Write out the records again, exactly, leaving none out.

** begin Source material **

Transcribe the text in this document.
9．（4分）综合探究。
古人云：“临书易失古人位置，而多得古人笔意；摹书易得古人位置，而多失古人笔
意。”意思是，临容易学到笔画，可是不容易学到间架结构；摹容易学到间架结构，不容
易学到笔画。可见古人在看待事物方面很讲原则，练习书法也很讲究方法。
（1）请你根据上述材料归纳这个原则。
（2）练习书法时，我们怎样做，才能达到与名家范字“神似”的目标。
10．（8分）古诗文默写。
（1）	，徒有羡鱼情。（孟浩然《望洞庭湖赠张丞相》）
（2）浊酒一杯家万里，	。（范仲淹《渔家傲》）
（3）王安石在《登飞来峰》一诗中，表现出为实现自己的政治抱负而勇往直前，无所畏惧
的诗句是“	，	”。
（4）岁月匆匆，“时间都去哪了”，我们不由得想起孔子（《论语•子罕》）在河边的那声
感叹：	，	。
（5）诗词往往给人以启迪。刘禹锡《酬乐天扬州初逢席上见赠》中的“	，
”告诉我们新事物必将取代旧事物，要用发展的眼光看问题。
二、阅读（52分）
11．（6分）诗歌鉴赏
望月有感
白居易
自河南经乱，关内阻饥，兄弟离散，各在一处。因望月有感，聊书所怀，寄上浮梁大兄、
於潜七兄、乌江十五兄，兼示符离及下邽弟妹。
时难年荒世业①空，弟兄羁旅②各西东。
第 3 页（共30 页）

** end Source material **

-- Correct result --
Transcribe the text in this document.
9．（4分）综合探究。
古人云：“临书易失古人位置，而多得古人笔意；摹书易得古人位置，而多失古人笔
意。”意思是，临容易学到笔画，可是不容易学到间架结构；摹容易学到间架结构，不容
易学到笔画。可见古人在看待事物方面很讲原则，练习书法也很讲究方法。
（1）请你根据上述材料归纳这个原则。
（2）练习书法时，我们怎样做，才能达到与名家范字“神似”的目标。
10．（8分）古诗文默写。
（1）	，徒有羡鱼情。（孟浩然《望洞庭湖赠张丞相》）
（2）浊酒一杯家万里，	。（范仲淹《渔家傲》）
（3）王安石在《登飞来峰》一诗中，表现出为实现自己的政治抱负而勇往直前，无所畏惧
的诗句是“	，	”。
（4）岁月匆匆，“时间都去哪了”，我们不由得想起孔子（《论语•子罕》）在河边的那声
感叹：	，	。
（5）诗词往往给人以启迪。刘禹锡《酬乐天扬州初逢席上见赠》中的“	，
”告诉我们新事物必将取代旧事物，要用发展的眼光看问题。
二、阅读（52分）
11．（6分）诗歌鉴赏
望月有感
白居易
自河南经乱，关内阻饥，兄弟离散，各在一处。因望月有感，聊书所怀，寄上浮梁大兄、
於潜七兄、乌江十五兄，兼示符离及下邽弟妹。
时难年荒世业①空，弟兄羁旅②各西东。
第 3 页（共30 页）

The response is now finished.